# Jobs
[1] Copy everything in the interview below from "Can you describe" down to "May and June.".
[2] In the interview below, what time does the writer usually begin writing?

Yes, I’m currently a third of the way through a sequel to Captain Bonny Morgan. I plan to make Captain Bonny Morgan a trilogy, with a subsequent trilogy evolving from the Cassandra Prophesy in the first novel. So, five more novels are in the works, so to speak.


Can you describe your most favorite place to write?

In the living room, at my computer, very, very early in the morning. I usually begin writing about 2 or 3 a.m. in the morning.

If money was no object, what would be the first thing you would invest in to promote your book?

A superior bit of cover art for the novel. With Captain Bonny Morgan, I licensed a beautiful image from Boris Vallejo and Julie Bell. It is titled: The Void.


How important do you think self-promotion is and in what ways have you been promoting your book offline and online?

Yes, self-promoting a self-published novel is very important. Offline I’ve been promoting my book through my students, my university colleagues, the university newspaper, and my friends through FaceBook. Online, I’m about to do a virtual book tour with Pump Up Your Books through the months of May and June.


What’s the most common reason you believe new writers give up their dream of becoming published and did you almost give up?

# Dataset entries

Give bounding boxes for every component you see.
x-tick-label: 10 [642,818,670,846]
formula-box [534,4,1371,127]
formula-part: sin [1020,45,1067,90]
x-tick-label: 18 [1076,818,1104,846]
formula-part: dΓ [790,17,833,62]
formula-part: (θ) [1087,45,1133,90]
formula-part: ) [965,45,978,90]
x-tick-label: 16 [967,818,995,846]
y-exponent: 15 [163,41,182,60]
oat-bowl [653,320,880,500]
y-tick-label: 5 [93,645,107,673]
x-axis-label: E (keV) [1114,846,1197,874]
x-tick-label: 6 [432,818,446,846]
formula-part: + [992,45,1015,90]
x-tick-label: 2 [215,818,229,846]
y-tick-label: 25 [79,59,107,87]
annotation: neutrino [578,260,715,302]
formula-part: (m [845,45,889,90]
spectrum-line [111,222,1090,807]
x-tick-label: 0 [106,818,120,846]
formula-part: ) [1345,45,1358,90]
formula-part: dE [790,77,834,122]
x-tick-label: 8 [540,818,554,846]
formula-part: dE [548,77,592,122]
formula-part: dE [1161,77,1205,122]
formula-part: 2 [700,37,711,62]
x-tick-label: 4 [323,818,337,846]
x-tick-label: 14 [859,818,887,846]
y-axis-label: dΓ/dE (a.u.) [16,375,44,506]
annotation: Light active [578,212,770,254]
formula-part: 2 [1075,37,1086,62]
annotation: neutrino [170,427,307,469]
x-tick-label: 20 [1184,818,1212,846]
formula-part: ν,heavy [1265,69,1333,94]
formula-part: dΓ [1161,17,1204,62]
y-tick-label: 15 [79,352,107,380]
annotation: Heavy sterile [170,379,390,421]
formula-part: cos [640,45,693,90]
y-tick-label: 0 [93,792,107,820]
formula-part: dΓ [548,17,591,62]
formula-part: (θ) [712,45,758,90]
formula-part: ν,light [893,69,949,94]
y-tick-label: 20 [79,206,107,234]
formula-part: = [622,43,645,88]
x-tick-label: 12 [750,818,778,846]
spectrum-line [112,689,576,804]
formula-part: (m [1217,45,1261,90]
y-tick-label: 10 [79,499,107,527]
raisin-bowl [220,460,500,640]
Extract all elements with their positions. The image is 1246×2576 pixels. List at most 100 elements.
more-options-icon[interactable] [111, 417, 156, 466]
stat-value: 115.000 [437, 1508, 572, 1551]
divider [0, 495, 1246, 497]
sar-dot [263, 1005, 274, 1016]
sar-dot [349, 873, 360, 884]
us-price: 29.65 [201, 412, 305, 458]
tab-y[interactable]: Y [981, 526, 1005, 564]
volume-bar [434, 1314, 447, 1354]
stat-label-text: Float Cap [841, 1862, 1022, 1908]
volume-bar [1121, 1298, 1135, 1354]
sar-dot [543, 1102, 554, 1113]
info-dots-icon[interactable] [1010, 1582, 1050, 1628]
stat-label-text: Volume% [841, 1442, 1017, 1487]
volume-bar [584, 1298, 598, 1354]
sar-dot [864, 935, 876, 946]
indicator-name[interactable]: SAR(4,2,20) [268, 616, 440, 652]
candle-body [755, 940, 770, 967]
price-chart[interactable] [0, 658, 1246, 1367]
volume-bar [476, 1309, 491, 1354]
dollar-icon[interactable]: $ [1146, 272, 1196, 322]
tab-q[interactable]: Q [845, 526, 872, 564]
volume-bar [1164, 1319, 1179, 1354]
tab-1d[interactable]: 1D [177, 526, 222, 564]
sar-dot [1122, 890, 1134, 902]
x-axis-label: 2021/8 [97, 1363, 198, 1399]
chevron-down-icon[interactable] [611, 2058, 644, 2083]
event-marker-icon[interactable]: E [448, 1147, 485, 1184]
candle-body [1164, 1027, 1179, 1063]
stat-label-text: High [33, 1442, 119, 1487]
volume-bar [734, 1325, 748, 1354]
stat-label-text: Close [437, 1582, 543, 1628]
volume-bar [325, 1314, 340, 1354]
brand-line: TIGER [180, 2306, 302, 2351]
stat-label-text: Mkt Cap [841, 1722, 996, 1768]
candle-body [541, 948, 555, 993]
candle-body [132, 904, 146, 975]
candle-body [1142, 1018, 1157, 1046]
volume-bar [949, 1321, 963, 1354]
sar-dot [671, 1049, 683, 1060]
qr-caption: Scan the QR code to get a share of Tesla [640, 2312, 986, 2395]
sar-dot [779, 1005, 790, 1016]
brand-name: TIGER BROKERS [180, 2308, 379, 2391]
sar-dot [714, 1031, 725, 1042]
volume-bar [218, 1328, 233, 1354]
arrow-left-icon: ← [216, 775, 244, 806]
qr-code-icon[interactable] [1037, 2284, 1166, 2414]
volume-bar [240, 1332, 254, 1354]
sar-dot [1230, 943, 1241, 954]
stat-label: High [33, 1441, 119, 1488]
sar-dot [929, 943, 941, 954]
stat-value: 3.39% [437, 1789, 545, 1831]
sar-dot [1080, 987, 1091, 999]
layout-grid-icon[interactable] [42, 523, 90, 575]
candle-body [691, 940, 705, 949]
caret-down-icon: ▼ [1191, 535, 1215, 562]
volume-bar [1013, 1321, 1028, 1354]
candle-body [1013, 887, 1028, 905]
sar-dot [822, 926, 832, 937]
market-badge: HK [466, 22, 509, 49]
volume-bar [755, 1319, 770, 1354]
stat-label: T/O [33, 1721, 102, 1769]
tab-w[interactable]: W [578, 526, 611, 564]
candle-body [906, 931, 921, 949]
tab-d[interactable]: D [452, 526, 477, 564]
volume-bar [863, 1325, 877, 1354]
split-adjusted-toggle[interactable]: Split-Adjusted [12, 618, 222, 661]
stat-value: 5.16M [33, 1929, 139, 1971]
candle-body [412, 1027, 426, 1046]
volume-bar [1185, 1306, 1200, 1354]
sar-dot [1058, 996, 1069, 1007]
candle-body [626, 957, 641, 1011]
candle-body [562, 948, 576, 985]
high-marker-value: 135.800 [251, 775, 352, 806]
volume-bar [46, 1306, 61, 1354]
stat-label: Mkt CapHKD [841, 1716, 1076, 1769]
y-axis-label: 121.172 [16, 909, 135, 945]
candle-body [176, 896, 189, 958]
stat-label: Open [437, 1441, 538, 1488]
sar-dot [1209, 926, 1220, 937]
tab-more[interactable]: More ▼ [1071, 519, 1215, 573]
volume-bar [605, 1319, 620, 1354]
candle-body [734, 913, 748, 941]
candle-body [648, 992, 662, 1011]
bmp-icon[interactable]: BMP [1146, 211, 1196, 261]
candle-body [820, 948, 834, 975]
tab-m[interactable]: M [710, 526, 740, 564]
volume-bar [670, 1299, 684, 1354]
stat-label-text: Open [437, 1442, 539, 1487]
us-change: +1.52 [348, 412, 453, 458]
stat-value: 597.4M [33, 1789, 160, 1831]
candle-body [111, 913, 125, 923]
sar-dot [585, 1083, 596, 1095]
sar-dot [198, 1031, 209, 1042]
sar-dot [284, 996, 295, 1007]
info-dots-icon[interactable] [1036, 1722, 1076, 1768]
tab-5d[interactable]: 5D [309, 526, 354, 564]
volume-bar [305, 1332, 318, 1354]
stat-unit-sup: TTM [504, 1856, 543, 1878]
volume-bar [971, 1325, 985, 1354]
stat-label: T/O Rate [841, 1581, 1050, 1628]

# The answers
[1]
Can you describe your most favorite place to write?

In the living room, at my computer, very, very early in the morning. I usually begin writing about 2 or 3 a.m. in the morning.

If money was no object, what would be the first thing you would invest in to promote your book?

A superior bit of cover art for the novel. With Captain Bonny Morgan, I licensed a beautiful image from Boris Vallejo and Julie Bell. It is titled: The Void.


How important do you think self-promotion is and in what ways have you been promoting your book offline and online?

Yes, self-promoting a self-published novel is very important. Offline I’ve been promoting my book through my students, my university colleagues, the university newspaper, and my friends through FaceBook. Online, I’m about to do a virtual book tour with Pump Up Your Books through the months of May and June.

[2] About 2 or 3 a.m.